*GIVEN REQUEST*: Retype all material exactly. Pictures stay out of the copy.

*STORED DATA*:
▼

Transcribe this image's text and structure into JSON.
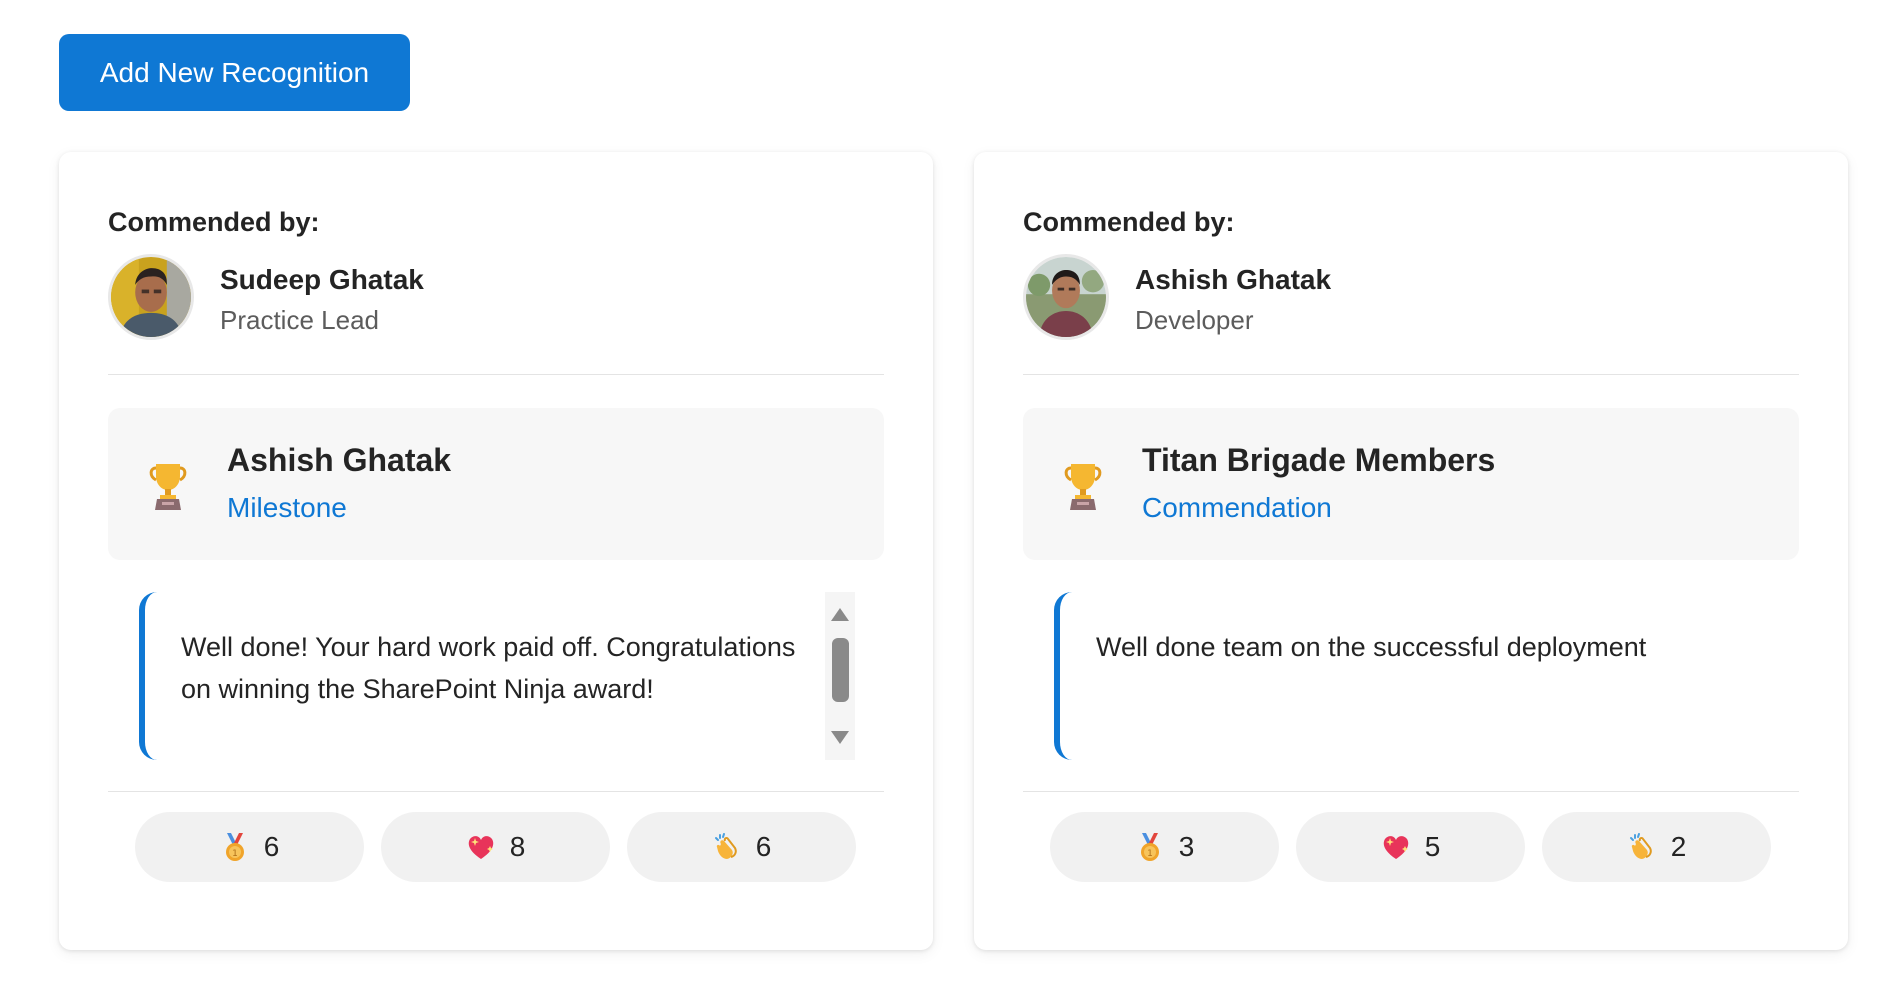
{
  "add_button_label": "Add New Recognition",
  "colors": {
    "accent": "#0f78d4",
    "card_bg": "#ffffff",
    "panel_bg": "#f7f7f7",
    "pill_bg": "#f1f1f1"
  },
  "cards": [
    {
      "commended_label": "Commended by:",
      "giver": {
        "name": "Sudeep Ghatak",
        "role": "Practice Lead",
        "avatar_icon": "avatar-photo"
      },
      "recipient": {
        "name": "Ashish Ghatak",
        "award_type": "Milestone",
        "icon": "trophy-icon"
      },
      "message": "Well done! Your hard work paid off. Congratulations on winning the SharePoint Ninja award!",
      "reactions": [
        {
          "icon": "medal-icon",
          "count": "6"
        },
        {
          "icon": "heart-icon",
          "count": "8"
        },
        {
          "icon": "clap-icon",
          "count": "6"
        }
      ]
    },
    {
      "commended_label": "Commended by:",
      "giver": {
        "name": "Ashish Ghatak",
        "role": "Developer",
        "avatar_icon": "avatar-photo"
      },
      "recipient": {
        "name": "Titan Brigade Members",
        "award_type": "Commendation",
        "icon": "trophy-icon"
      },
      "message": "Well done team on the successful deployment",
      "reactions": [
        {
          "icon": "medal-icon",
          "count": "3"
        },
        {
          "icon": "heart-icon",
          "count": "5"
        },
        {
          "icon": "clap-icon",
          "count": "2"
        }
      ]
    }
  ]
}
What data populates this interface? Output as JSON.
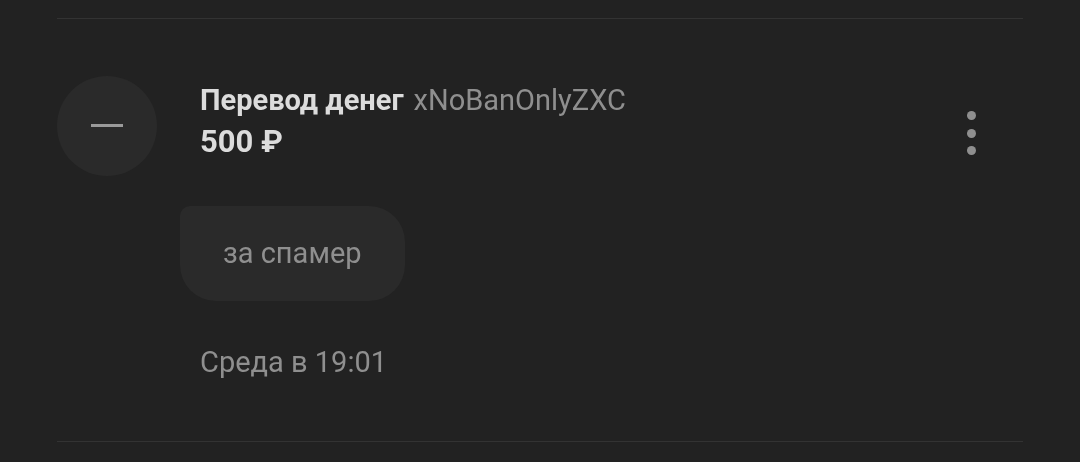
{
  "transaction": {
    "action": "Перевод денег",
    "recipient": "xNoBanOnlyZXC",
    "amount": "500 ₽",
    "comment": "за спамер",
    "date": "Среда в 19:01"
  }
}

▲

*FINISHED TASK*:
Transcribe this image's text and structure into JSON.
{
  "add_button_label": "Add New Recognition",
  "colors": {
    "accent": "#0f78d4",
    "card_bg": "#ffffff",
    "panel_bg": "#f7f7f7",
    "pill_bg": "#f1f1f1"
  },
  "cards": [
    {
      "commended_label": "Commended by:",
      "giver": {
        "name": "Sudeep Ghatak",
        "role": "Practice Lead",
        "avatar_icon": "avatar-photo"
      },
      "recipient": {
        "name": "Ashish Ghatak",
        "award_type": "Milestone",
        "icon": "trophy-icon"
      },
      "message": "Well done! Your hard work paid off. Congratulations on winning the SharePoint Ninja award!",
      "reactions": [
        {
          "icon": "medal-icon",
          "count": "6"
        },
        {
          "icon": "heart-icon",
          "count": "8"
        },
        {
          "icon": "clap-icon",
          "count": "6"
        }
      ]
    },
    {
      "commended_label": "Commended by:",
      "giver": {
        "name": "Ashish Ghatak",
        "role": "Developer",
        "avatar_icon": "avatar-photo"
      },
      "recipient": {
        "name": "Titan Brigade Members",
        "award_type": "Commendation",
        "icon": "trophy-icon"
      },
      "message": "Well done team on the successful deployment",
      "reactions": [
        {
          "icon": "medal-icon",
          "count": "3"
        },
        {
          "icon": "heart-icon",
          "count": "5"
        },
        {
          "icon": "clap-icon",
          "count": "2"
        }
      ]
    }
  ]
}
What data populates this interface? Output as JSON.
{
  "transaction": {
    "action": "Перевод денег",
    "recipient": "xNoBanOnlyZXC",
    "amount": "500 ₽",
    "comment": "за спамер",
    "date": "Среда в 19:01"
  }
}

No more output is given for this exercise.